### AUSGEWÄHLTER TEXT

Regisseur Georg Maas (ZWEI LEBEN) hat mit Sabin Tambrea (IN EINEM LAND, DAS ES NICHT MEHR GIBT) als Franz Kafka und Henriette Confurius (NARZISS UND GOLDMUND) als Dora Diamant eine geradezu ideale und grandiose Besetzung gefunden. Der in Rumänien geborene und in Deutschland aufgewachsene Tambrea war in den letzten Jahren in einigen der wichtigsten TV- und Kinowerke zu sehen, etwa in der „Ku’damm“-Serie, in „Babylon Berlin“, sowie im Kino in NARZISS UND GOLDMUND, in IN BERLIN WÄCHST KEIN ORANGENBAUM sowie in IN EINEM LAND WAS ES NICHT MEHR GIBT. Auch Henriette Confurius spielte in NARZISS UND GOLDMUND mit. Zuletzt war sie in DAS MÄDCHEN UND DIE SPINNE, in GENERATION BEZIEHUNGSUNFÄHIG, in ICH ICH ICH und in SCHWEIGEND STEHT DER WALD zu sehen.

######
### EINGABEDATENSÄTZE

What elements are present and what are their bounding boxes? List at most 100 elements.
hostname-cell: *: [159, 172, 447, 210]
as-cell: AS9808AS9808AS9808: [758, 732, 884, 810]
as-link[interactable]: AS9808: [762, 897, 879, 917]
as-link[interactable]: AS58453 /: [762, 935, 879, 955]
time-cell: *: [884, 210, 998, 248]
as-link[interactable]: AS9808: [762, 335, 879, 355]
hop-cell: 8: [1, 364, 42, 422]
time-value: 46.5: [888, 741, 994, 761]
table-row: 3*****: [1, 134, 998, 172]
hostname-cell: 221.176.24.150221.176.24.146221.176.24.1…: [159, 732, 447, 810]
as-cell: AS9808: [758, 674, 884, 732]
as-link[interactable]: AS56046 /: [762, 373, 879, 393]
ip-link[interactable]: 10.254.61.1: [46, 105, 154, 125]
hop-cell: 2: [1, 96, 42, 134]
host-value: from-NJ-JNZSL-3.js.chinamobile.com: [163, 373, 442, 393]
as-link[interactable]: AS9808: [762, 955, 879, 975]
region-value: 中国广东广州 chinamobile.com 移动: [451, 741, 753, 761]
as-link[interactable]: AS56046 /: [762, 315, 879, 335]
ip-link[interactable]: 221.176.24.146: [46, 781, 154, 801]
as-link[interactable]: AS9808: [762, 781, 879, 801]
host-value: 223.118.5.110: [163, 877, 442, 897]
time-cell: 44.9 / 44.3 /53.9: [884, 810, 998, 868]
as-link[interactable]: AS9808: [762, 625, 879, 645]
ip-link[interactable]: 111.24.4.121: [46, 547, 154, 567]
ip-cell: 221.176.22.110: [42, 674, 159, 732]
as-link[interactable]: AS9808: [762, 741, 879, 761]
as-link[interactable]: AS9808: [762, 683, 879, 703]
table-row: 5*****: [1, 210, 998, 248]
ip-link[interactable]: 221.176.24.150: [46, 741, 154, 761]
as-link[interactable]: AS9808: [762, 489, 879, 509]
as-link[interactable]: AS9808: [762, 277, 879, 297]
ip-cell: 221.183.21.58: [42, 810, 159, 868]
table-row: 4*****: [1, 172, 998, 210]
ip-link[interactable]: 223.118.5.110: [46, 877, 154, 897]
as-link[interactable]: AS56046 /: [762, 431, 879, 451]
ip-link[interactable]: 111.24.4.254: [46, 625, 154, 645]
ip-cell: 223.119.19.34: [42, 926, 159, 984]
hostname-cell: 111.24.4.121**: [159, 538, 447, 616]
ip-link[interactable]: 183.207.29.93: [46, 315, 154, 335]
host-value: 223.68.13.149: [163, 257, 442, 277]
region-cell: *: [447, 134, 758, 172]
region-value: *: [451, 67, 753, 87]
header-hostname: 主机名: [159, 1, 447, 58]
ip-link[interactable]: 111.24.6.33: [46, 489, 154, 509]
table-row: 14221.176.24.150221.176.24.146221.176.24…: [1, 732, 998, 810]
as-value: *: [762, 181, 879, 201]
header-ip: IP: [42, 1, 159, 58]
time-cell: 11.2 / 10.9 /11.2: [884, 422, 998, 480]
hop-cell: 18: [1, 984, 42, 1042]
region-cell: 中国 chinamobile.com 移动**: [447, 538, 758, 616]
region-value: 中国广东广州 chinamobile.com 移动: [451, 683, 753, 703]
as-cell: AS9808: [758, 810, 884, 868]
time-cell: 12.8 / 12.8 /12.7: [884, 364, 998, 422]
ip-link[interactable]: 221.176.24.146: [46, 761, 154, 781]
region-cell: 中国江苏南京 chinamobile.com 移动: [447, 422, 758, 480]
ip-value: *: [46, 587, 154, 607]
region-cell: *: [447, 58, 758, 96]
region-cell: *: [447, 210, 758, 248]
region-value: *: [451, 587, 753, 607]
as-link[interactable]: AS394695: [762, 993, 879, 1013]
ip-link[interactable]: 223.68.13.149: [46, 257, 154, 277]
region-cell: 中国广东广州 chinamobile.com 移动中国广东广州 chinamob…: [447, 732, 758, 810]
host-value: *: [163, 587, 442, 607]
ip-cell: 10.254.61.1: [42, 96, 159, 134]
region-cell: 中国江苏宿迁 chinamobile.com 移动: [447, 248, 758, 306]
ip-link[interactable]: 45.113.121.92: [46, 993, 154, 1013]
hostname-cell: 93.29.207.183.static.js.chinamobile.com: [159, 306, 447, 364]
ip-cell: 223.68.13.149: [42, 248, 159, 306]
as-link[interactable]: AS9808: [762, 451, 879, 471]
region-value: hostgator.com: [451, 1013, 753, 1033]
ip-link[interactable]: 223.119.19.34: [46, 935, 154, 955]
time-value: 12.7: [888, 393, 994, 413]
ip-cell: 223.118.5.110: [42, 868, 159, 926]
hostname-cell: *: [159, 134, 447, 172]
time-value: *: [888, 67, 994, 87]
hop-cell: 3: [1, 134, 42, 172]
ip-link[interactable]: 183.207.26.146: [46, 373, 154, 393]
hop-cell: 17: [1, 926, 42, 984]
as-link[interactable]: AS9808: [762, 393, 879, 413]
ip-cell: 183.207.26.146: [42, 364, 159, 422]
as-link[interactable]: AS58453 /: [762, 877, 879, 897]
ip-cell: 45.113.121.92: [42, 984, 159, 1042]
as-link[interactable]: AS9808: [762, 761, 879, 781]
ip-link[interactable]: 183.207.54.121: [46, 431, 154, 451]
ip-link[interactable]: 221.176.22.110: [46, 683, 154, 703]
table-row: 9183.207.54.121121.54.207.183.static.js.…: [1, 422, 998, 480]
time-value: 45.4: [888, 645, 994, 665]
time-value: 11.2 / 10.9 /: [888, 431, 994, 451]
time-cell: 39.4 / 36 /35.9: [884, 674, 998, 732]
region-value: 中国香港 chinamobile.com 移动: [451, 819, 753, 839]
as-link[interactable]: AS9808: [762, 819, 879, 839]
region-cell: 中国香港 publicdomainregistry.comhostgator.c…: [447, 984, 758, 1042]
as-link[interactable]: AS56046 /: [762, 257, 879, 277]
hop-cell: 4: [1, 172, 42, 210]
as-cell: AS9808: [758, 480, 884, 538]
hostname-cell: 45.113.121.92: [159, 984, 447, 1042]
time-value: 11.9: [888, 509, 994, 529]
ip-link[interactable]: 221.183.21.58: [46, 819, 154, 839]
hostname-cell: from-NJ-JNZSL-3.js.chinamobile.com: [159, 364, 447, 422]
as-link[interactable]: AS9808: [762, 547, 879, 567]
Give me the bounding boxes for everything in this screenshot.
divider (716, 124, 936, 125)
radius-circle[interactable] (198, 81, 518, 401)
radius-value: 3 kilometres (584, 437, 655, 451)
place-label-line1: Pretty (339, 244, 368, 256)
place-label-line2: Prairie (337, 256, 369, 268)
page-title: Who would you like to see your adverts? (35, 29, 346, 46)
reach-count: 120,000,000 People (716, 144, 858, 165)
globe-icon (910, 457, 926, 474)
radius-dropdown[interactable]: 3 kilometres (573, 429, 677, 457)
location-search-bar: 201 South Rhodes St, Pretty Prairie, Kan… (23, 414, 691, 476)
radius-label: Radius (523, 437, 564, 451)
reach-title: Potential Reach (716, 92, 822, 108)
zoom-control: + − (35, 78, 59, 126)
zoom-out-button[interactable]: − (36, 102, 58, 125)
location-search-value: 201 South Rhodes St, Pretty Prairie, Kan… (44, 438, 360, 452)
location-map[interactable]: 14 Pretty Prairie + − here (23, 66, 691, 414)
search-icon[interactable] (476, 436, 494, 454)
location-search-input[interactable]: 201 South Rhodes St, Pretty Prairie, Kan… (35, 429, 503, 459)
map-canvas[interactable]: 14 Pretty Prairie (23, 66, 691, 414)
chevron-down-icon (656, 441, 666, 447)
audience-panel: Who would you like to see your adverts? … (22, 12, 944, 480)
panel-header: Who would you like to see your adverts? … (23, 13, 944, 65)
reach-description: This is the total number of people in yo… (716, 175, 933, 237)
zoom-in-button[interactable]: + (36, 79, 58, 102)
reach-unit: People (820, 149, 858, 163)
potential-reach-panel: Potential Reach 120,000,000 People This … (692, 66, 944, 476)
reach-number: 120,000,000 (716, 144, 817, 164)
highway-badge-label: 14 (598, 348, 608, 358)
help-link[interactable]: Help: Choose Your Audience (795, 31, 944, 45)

######

* _ZU ERLEDIGENDE AUFGABEN_:
[1] Entnimm den Datensätzen die Zeilen von ihrem Anfang bis einschließlich der Zeile mit „ip-cell: 221.183.21.58: [42, 810, 159, 868]“ und gib sie unverändert wieder.
[2] Setze den Text über Sabin Tambrea und Henriette Confurius als Besetzung im Film von Georg Maas fort.
Der Text und die Datensätze hängen nicht miteinander zusammen.

* _ANTWORTEN ZU AUFGABEN_:
[1]
What elements are present and what are their bounding boxes? List at most 100 elements.
hostname-cell: *: [159, 172, 447, 210]
as-cell: AS9808AS9808AS9808: [758, 732, 884, 810]
as-link[interactable]: AS9808: [762, 897, 879, 917]
as-link[interactable]: AS58453 /: [762, 935, 879, 955]
time-cell: *: [884, 210, 998, 248]
as-link[interactable]: AS9808: [762, 335, 879, 355]
hop-cell: 8: [1, 364, 42, 422]
time-value: 46.5: [888, 741, 994, 761]
table-row: 3*****: [1, 134, 998, 172]
hostname-cell: 221.176.24.150221.176.24.146221.176.24.1…: [159, 732, 447, 810]
as-cell: AS9808: [758, 674, 884, 732]
as-link[interactable]: AS56046 /: [762, 373, 879, 393]
ip-link[interactable]: 10.254.61.1: [46, 105, 154, 125]
hop-cell: 2: [1, 96, 42, 134]
host-value: from-NJ-JNZSL-3.js.chinamobile.com: [163, 373, 442, 393]
as-link[interactable]: AS9808: [762, 955, 879, 975]
region-value: 中国广东广州 chinamobile.com 移动: [451, 741, 753, 761]
as-link[interactable]: AS56046 /: [762, 315, 879, 335]
ip-link[interactable]: 221.176.24.146: [46, 781, 154, 801]
as-link[interactable]: AS9808: [762, 781, 879, 801]
host-value: 223.118.5.110: [163, 877, 442, 897]
time-cell: 44.9 / 44.3 /53.9: [884, 810, 998, 868]
as-link[interactable]: AS9808: [762, 625, 879, 645]
ip-link[interactable]: 111.24.4.121: [46, 547, 154, 567]
ip-cell: 221.176.22.110: [42, 674, 159, 732]
as-link[interactable]: AS9808: [762, 741, 879, 761]
as-link[interactable]: AS9808: [762, 683, 879, 703]
table-row: 5*****: [1, 210, 998, 248]
ip-link[interactable]: 221.176.24.150: [46, 741, 154, 761]
as-link[interactable]: AS9808: [762, 489, 879, 509]
as-link[interactable]: AS9808: [762, 277, 879, 297]
ip-cell: 221.183.21.58: [42, 810, 159, 868]

[2]
Aber wie verträgt sich nun meine Biopic-Skepsis mit diesem Film? Nun, die großartige Besetzung der beiden Hauptfiguren hat in der Tat einen positiven Eindruck bei mir hinterlassen. Ich nehme Sabin Tambrea den Kafka unbedingt ab – ebenso wie mich Henriette Confurius als Dora Diamant überzeugt. Der Film ist kein bisschen mit künstlicher Dramatisierung aufgeblasen. Georg Maas erzählt den Film mit einer solchen Poesie, einer solchen dramaturgischen Zurückhaltung, dass mich die langsame Erzählweise gefangen nimmt. Hundert Jahre liegt diese Liebesgeschichte jetzt zurück, hundert Jahre der Tod Kafkas. Wie interessant, dass Dora Diamant seine Romane und Erzählungen noch gar nicht kannte – und Kafka inzwischen einer der bedeutendsten Autoren des 20. Jahrhunderts ist.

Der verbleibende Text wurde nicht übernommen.